- _TASK INSTRUCTIONS_: Quote the records beneath, complete and exact. Leave out images.

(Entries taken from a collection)
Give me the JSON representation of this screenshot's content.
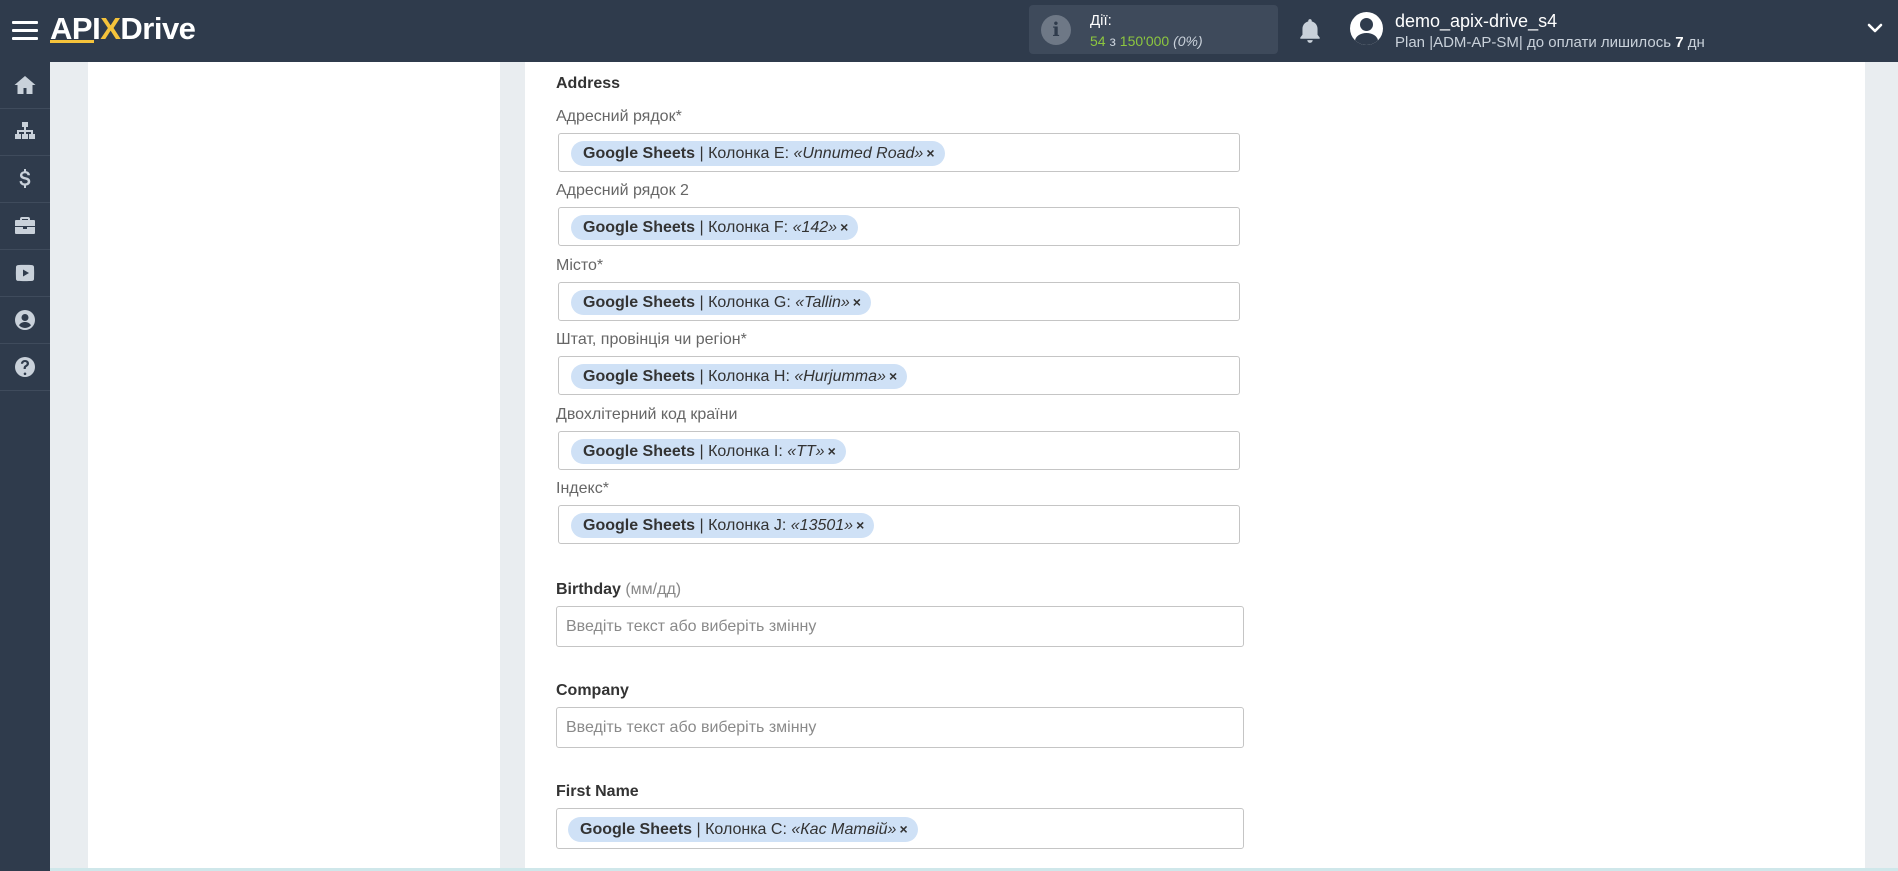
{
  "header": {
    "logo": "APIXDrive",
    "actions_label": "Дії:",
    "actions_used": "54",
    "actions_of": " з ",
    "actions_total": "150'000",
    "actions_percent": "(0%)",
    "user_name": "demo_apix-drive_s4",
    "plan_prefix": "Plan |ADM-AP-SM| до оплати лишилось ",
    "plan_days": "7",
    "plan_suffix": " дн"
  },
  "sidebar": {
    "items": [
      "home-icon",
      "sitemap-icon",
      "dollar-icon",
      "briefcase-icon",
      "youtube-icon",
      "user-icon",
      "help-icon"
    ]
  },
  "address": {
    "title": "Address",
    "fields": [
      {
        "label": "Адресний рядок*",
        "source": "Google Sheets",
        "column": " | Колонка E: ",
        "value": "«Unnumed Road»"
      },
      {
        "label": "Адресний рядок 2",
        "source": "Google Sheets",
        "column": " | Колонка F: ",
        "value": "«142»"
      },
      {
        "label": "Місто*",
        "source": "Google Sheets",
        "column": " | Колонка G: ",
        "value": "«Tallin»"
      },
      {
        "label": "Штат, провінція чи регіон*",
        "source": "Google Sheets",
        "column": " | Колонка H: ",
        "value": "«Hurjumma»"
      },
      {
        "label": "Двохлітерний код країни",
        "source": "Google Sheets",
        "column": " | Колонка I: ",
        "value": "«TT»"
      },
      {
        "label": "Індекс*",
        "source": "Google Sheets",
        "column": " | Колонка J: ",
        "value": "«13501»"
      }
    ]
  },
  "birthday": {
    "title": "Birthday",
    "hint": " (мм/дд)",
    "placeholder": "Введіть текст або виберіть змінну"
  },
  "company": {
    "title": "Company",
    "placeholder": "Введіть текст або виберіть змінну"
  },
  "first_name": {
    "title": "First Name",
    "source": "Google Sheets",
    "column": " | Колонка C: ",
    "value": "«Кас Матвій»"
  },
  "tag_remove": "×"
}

- _WORKED SOLUTION_:
Give me the JSON representation of this screenshot's content.
{
  "header": {
    "logo": "APIXDrive",
    "actions_label": "Дії:",
    "actions_used": "54",
    "actions_of": " з ",
    "actions_total": "150'000",
    "actions_percent": "(0%)",
    "user_name": "demo_apix-drive_s4",
    "plan_prefix": "Plan |ADM-AP-SM| до оплати лишилось ",
    "plan_days": "7",
    "plan_suffix": " дн"
  },
  "sidebar": {
    "items": [
      "home-icon",
      "sitemap-icon",
      "dollar-icon",
      "briefcase-icon",
      "youtube-icon",
      "user-icon",
      "help-icon"
    ]
  },
  "address": {
    "title": "Address",
    "fields": [
      {
        "label": "Адресний рядок*",
        "source": "Google Sheets",
        "column": " | Колонка E: ",
        "value": "«Unnumed Road»"
      },
      {
        "label": "Адресний рядок 2",
        "source": "Google Sheets",
        "column": " | Колонка F: ",
        "value": "«142»"
      },
      {
        "label": "Місто*",
        "source": "Google Sheets",
        "column": " | Колонка G: ",
        "value": "«Tallin»"
      },
      {
        "label": "Штат, провінція чи регіон*",
        "source": "Google Sheets",
        "column": " | Колонка H: ",
        "value": "«Hurjumma»"
      },
      {
        "label": "Двохлітерний код країни",
        "source": "Google Sheets",
        "column": " | Колонка I: ",
        "value": "«TT»"
      },
      {
        "label": "Індекс*",
        "source": "Google Sheets",
        "column": " | Колонка J: ",
        "value": "«13501»"
      }
    ]
  },
  "birthday": {
    "title": "Birthday",
    "hint": " (мм/дд)",
    "placeholder": "Введіть текст або виберіть змінну"
  },
  "company": {
    "title": "Company",
    "placeholder": "Введіть текст або виберіть змінну"
  },
  "first_name": {
    "title": "First Name",
    "source": "Google Sheets",
    "column": " | Колонка C: ",
    "value": "«Кас Матвій»"
  },
  "tag_remove": "×"
}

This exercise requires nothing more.